BRIEF:
Print the listing as it stands, omitting all images.

(Figure record listings)
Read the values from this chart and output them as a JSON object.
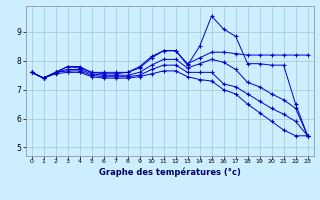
{
  "background_color": "#cceeff",
  "plot_bg_color": "#cceeff",
  "grid_color": "#99cccc",
  "line_color": "#0000cc",
  "xlabel": "Graphe des températures (°c)",
  "xlim": [
    -0.5,
    23.5
  ],
  "ylim": [
    4.7,
    9.9
  ],
  "yticks": [
    5,
    6,
    7,
    8,
    9
  ],
  "xticks": [
    0,
    1,
    2,
    3,
    4,
    5,
    6,
    7,
    8,
    9,
    10,
    11,
    12,
    13,
    14,
    15,
    16,
    17,
    18,
    19,
    20,
    21,
    22,
    23
  ],
  "series": [
    [
      7.6,
      7.4,
      7.6,
      7.8,
      7.8,
      7.6,
      7.6,
      7.6,
      7.6,
      7.8,
      8.15,
      8.35,
      8.35,
      7.9,
      8.1,
      8.3,
      8.3,
      8.25,
      8.2,
      8.2,
      8.2,
      8.2,
      8.2,
      8.2
    ],
    [
      7.6,
      7.4,
      7.6,
      7.8,
      7.75,
      7.6,
      7.55,
      7.55,
      7.6,
      7.75,
      8.1,
      8.35,
      8.35,
      7.85,
      8.5,
      9.55,
      9.1,
      8.85,
      7.9,
      7.9,
      7.85,
      7.85,
      6.5,
      5.4
    ],
    [
      7.6,
      7.4,
      7.6,
      7.7,
      7.7,
      7.55,
      7.5,
      7.5,
      7.5,
      7.6,
      7.85,
      8.05,
      8.05,
      7.75,
      7.9,
      8.05,
      7.95,
      7.7,
      7.25,
      7.1,
      6.85,
      6.65,
      6.35,
      5.4
    ],
    [
      7.6,
      7.4,
      7.6,
      7.65,
      7.65,
      7.5,
      7.45,
      7.45,
      7.45,
      7.5,
      7.7,
      7.85,
      7.85,
      7.6,
      7.6,
      7.6,
      7.2,
      7.1,
      6.85,
      6.6,
      6.35,
      6.15,
      5.9,
      5.4
    ],
    [
      7.6,
      7.4,
      7.55,
      7.6,
      7.6,
      7.45,
      7.4,
      7.4,
      7.4,
      7.45,
      7.55,
      7.65,
      7.65,
      7.45,
      7.35,
      7.3,
      7.0,
      6.85,
      6.5,
      6.2,
      5.9,
      5.6,
      5.4,
      5.4
    ]
  ]
}
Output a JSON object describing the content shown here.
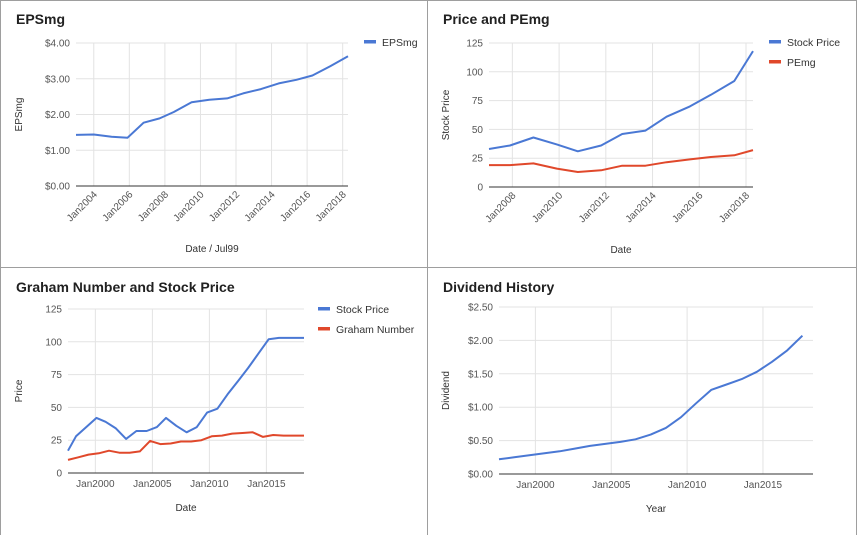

ANSWER FOR THE TASK:
Read the values from this chart and output them as a JSON object.
{
  "background_color": "#cceeff",
  "plot_bg_color": "#cceeff",
  "grid_color": "#99cccc",
  "line_color": "#0000cc",
  "xlabel": "Graphe des températures (°c)",
  "xlim": [
    -0.5,
    23.5
  ],
  "ylim": [
    4.7,
    9.9
  ],
  "yticks": [
    5,
    6,
    7,
    8,
    9
  ],
  "xticks": [
    0,
    1,
    2,
    3,
    4,
    5,
    6,
    7,
    8,
    9,
    10,
    11,
    12,
    13,
    14,
    15,
    16,
    17,
    18,
    19,
    20,
    21,
    22,
    23
  ],
  "series": [
    [
      7.6,
      7.4,
      7.6,
      7.8,
      7.8,
      7.6,
      7.6,
      7.6,
      7.6,
      7.8,
      8.15,
      8.35,
      8.35,
      7.9,
      8.1,
      8.3,
      8.3,
      8.25,
      8.2,
      8.2,
      8.2,
      8.2,
      8.2,
      8.2
    ],
    [
      7.6,
      7.4,
      7.6,
      7.8,
      7.75,
      7.6,
      7.55,
      7.55,
      7.6,
      7.75,
      8.1,
      8.35,
      8.35,
      7.85,
      8.5,
      9.55,
      9.1,
      8.85,
      7.9,
      7.9,
      7.85,
      7.85,
      6.5,
      5.4
    ],
    [
      7.6,
      7.4,
      7.6,
      7.7,
      7.7,
      7.55,
      7.5,
      7.5,
      7.5,
      7.6,
      7.85,
      8.05,
      8.05,
      7.75,
      7.9,
      8.05,
      7.95,
      7.7,
      7.25,
      7.1,
      6.85,
      6.65,
      6.35,
      5.4
    ],
    [
      7.6,
      7.4,
      7.6,
      7.65,
      7.65,
      7.5,
      7.45,
      7.45,
      7.45,
      7.5,
      7.7,
      7.85,
      7.85,
      7.6,
      7.6,
      7.6,
      7.2,
      7.1,
      6.85,
      6.6,
      6.35,
      6.15,
      5.9,
      5.4
    ],
    [
      7.6,
      7.4,
      7.55,
      7.6,
      7.6,
      7.45,
      7.4,
      7.4,
      7.4,
      7.45,
      7.55,
      7.65,
      7.65,
      7.45,
      7.35,
      7.3,
      7.0,
      6.85,
      6.5,
      6.2,
      5.9,
      5.6,
      5.4,
      5.4
    ]
  ]
}
Output a JSON object describing the content shown here.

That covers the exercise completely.